Exclude all pictures, then copy each of the records exactly as written.
--- Data for processing ---
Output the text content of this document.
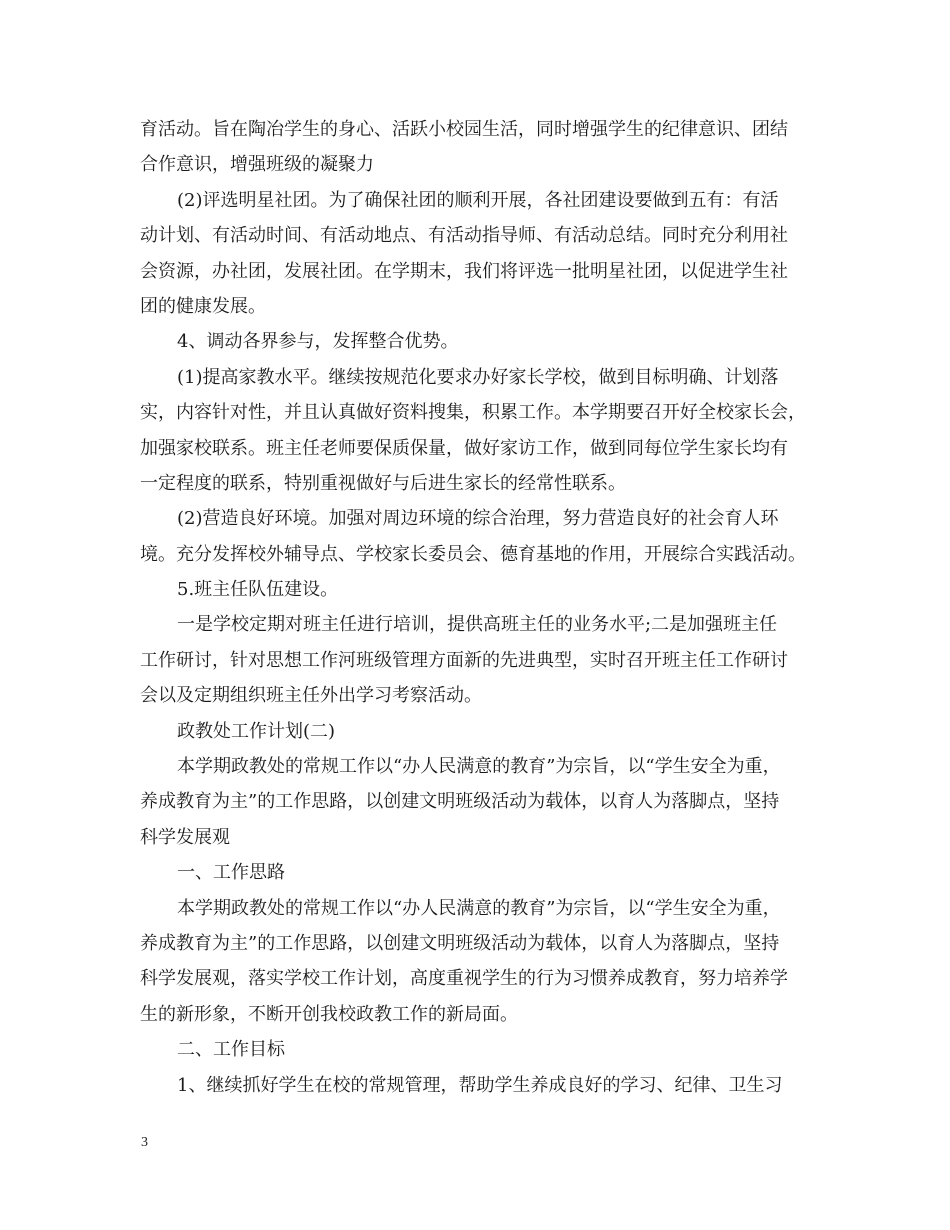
育活动。旨在陶冶学生的身心、活跃小校园生活，同时增强学生的纪律意识、团结
合作意识，增强班级的凝聚力
(2)评选明星社团。为了确保社团的顺利开展，各社团建设要做到五有：有活
动计划、有活动时间、有活动地点、有活动指导师、有活动总结。同时充分利用社
会资源，办社团，发展社团。在学期末，我们将评选一批明星社团，以促进学生社
团的健康发展。
4、调动各界参与，发挥整合优势。
(1)提高家教水平。继续按规范化要求办好家长学校，做到目标明确、计划落
实，内容针对性，并且认真做好资料搜集，积累工作。本学期要召开好全校家长会，
加强家校联系。班主任老师要保质保量，做好家访工作，做到同每位学生家长均有
一定程度的联系，特别重视做好与后进生家长的经常性联系。
(2)营造良好环境。加强对周边环境的综合治理，努力营造良好的社会育人环
境。充分发挥校外辅导点、学校家长委员会、德育基地的作用，开展综合实践活动。
5.班主任队伍建设。
一是学校定期对班主任进行培训，提供高班主任的业务水平;二是加强班主任
工作研讨，针对思想工作河班级管理方面新的先进典型，实时召开班主任工作研讨
会以及定期组织班主任外出学习考察活动。
政教处工作计划(二)
本学期政教处的常规工作以“办人民满意的教育”为宗旨，以“学生安全为重，
养成教育为主”的工作思路，以创建文明班级活动为载体，以育人为落脚点，坚持
科学发展观
一、工作思路
本学期政教处的常规工作以“办人民满意的教育”为宗旨，以“学生安全为重，
养成教育为主”的工作思路，以创建文明班级活动为载体，以育人为落脚点，坚持
科学发展观，落实学校工作计划，高度重视学生的行为习惯养成教育，努力培养学
生的新形象，不断开创我校政教工作的新局面。
二、工作目标
1、继续抓好学生在校的常规管理，帮助学生养成良好的学习、纪律、卫生习
3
---
Answer in full:
Output the text content of this document.
育活动。旨在陶冶学生的身心、活跃小校园生活，同时增强学生的纪律意识、团结
合作意识，增强班级的凝聚力
(2)评选明星社团。为了确保社团的顺利开展，各社团建设要做到五有：有活
动计划、有活动时间、有活动地点、有活动指导师、有活动总结。同时充分利用社
会资源，办社团，发展社团。在学期末，我们将评选一批明星社团，以促进学生社
团的健康发展。
4、调动各界参与，发挥整合优势。
(1)提高家教水平。继续按规范化要求办好家长学校，做到目标明确、计划落
实，内容针对性，并且认真做好资料搜集，积累工作。本学期要召开好全校家长会，
加强家校联系。班主任老师要保质保量，做好家访工作，做到同每位学生家长均有
一定程度的联系，特别重视做好与后进生家长的经常性联系。
(2)营造良好环境。加强对周边环境的综合治理，努力营造良好的社会育人环
境。充分发挥校外辅导点、学校家长委员会、德育基地的作用，开展综合实践活动。
5.班主任队伍建设。
一是学校定期对班主任进行培训，提供高班主任的业务水平;二是加强班主任
工作研讨，针对思想工作河班级管理方面新的先进典型，实时召开班主任工作研讨
会以及定期组织班主任外出学习考察活动。
政教处工作计划(二)
本学期政教处的常规工作以“办人民满意的教育”为宗旨，以“学生安全为重，
养成教育为主”的工作思路，以创建文明班级活动为载体，以育人为落脚点，坚持
科学发展观
一、工作思路
本学期政教处的常规工作以“办人民满意的教育”为宗旨，以“学生安全为重，
养成教育为主”的工作思路，以创建文明班级活动为载体，以育人为落脚点，坚持
科学发展观，落实学校工作计划，高度重视学生的行为习惯养成教育，努力培养学
生的新形象，不断开创我校政教工作的新局面。
二、工作目标
1、继续抓好学生在校的常规管理，帮助学生养成良好的学习、纪律、卫生习
3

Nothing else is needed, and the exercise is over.